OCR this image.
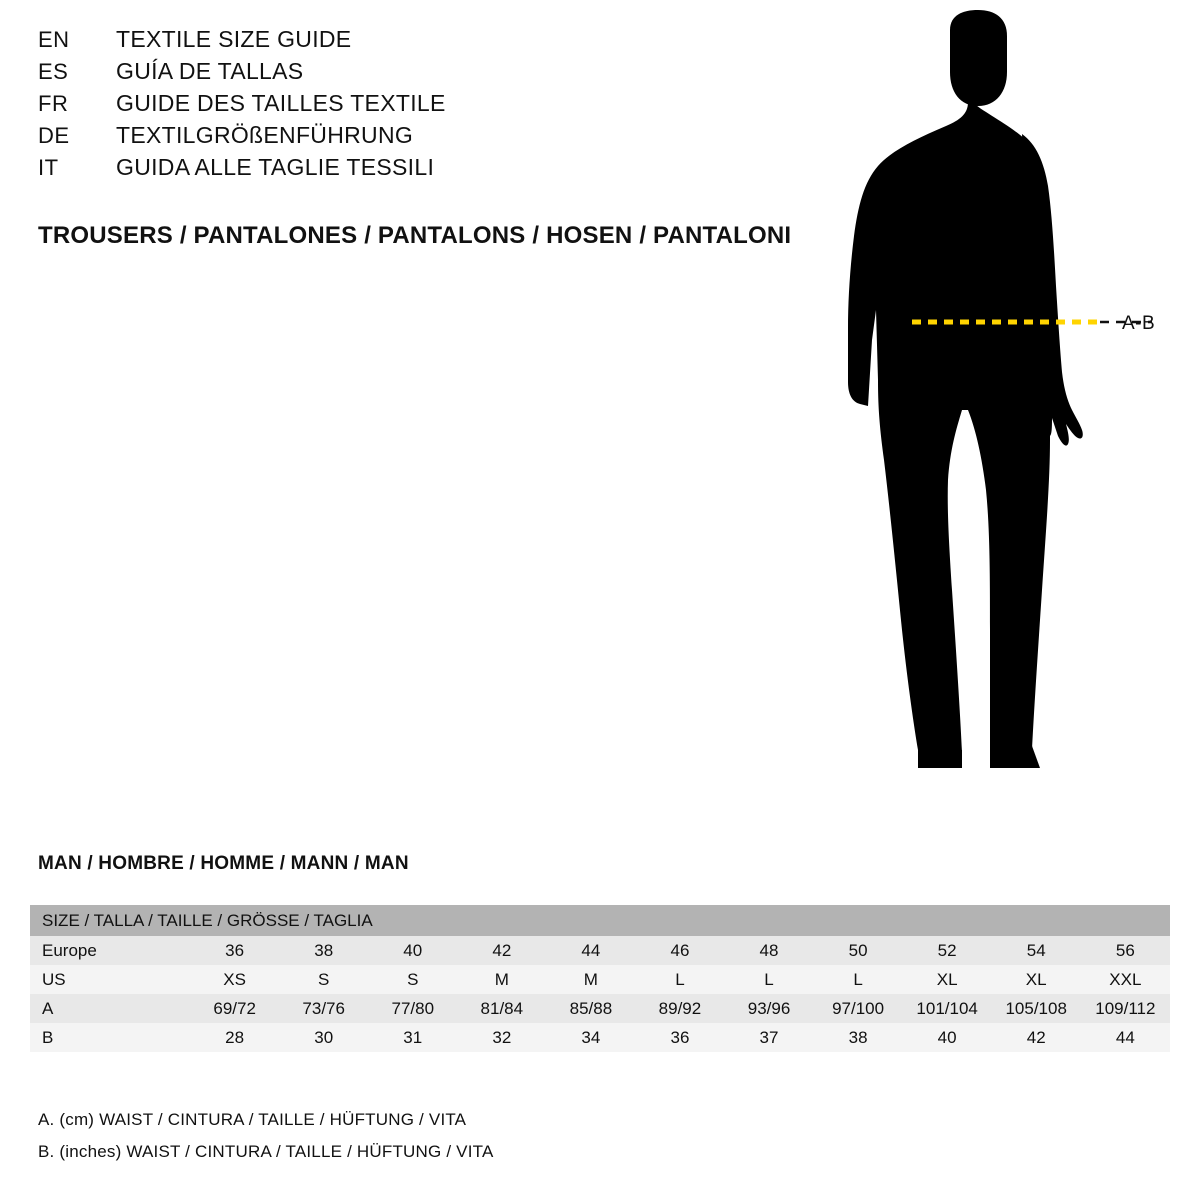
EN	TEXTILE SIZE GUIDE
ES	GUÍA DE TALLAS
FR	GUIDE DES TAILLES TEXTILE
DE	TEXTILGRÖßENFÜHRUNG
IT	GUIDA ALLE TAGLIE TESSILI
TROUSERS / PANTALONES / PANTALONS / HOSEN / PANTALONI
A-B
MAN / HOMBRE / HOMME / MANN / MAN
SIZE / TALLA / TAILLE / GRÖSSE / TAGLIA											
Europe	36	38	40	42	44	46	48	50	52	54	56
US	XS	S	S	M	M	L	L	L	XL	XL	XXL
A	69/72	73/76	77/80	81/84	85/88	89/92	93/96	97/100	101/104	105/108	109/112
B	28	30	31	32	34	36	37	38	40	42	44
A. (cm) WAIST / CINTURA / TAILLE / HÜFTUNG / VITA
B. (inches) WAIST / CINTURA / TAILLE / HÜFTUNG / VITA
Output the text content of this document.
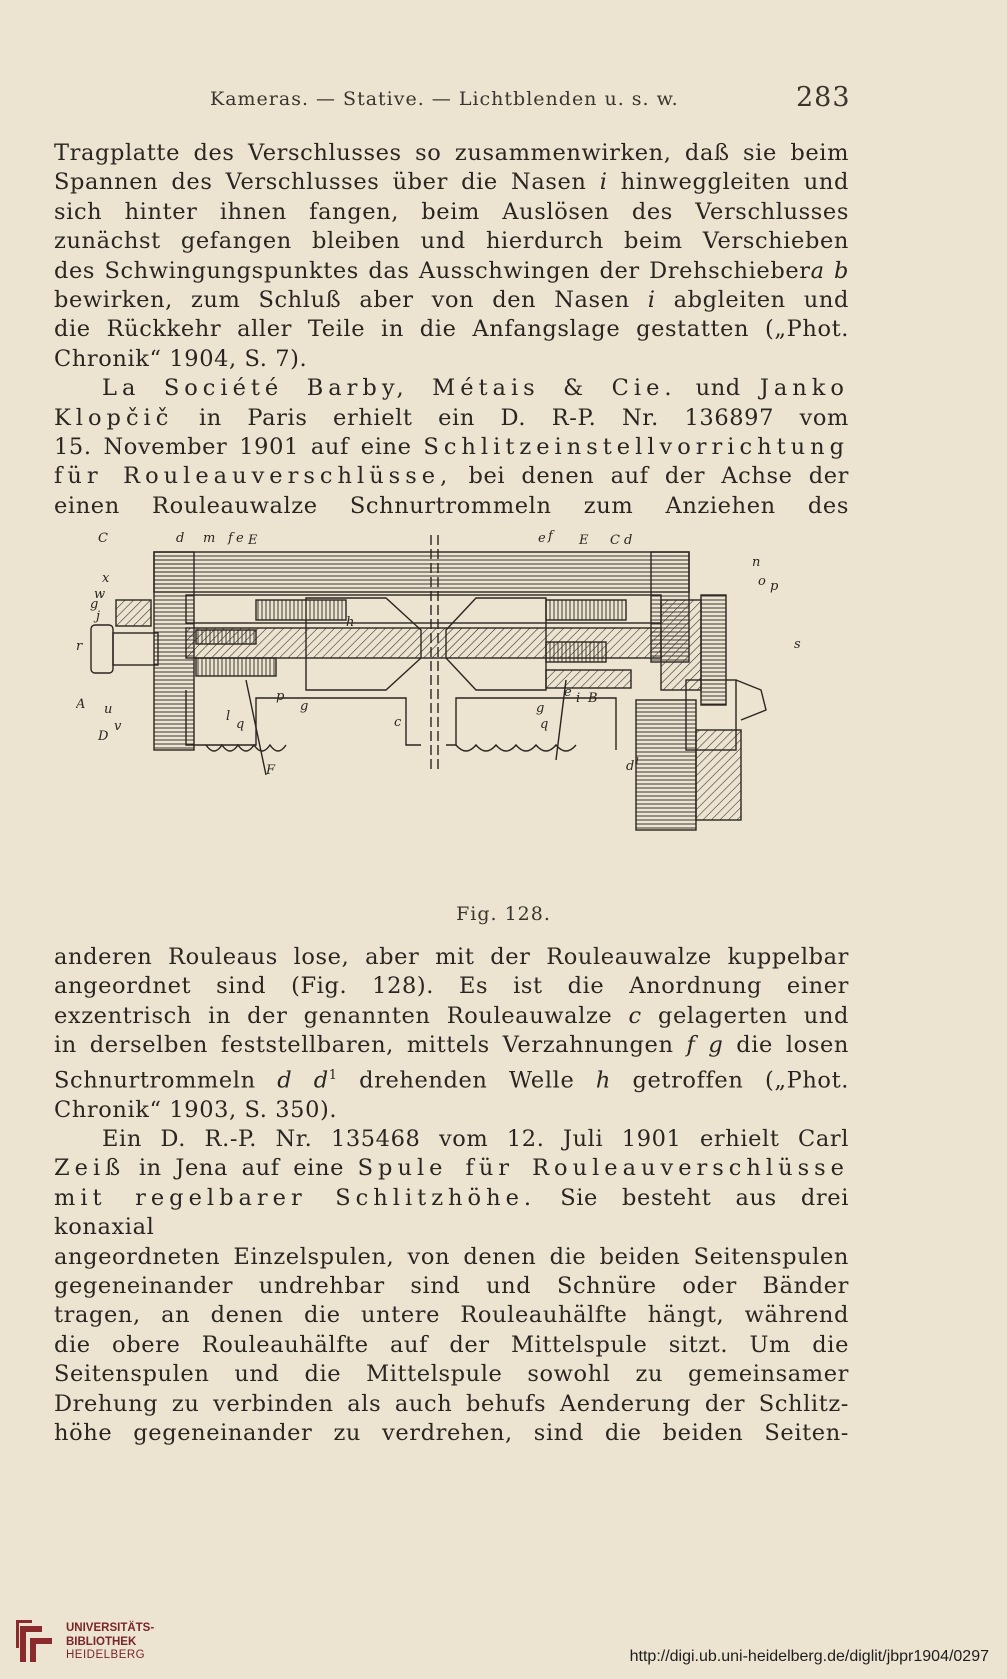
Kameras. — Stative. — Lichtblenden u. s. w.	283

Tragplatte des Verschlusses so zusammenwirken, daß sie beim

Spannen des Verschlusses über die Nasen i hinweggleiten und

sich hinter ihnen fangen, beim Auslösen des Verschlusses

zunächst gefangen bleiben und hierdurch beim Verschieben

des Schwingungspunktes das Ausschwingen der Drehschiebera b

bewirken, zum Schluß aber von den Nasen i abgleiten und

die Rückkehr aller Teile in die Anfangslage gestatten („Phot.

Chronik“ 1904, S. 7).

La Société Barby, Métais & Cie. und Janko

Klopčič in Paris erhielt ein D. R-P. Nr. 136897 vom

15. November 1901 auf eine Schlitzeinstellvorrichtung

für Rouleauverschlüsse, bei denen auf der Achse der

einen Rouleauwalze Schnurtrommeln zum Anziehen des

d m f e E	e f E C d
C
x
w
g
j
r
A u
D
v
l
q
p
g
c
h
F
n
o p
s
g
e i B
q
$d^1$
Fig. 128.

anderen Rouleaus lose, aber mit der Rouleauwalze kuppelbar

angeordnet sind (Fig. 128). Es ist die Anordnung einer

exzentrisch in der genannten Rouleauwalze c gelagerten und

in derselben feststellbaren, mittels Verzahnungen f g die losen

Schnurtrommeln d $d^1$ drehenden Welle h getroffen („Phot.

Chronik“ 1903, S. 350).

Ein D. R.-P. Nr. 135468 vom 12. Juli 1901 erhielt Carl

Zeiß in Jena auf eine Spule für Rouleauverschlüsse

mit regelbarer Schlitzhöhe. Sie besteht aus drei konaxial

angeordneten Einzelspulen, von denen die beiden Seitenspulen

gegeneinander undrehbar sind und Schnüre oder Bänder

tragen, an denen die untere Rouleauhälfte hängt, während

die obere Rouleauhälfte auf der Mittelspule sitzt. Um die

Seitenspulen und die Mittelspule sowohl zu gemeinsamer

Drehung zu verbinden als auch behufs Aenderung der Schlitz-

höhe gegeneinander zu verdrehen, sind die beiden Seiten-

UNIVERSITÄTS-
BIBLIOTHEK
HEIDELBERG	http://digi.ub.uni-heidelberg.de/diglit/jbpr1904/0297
◆ ◆ ◆ ◆ ◆
**Exercise task:** Which lines of the material contain the string "Phot"? List each of them.

**Worked answer:**
die Rückkehr aller Teile in die Anfangslage gestatten („Phot.
Schnurtrommeln d $d^1$ drehenden Welle h getroffen („Phot.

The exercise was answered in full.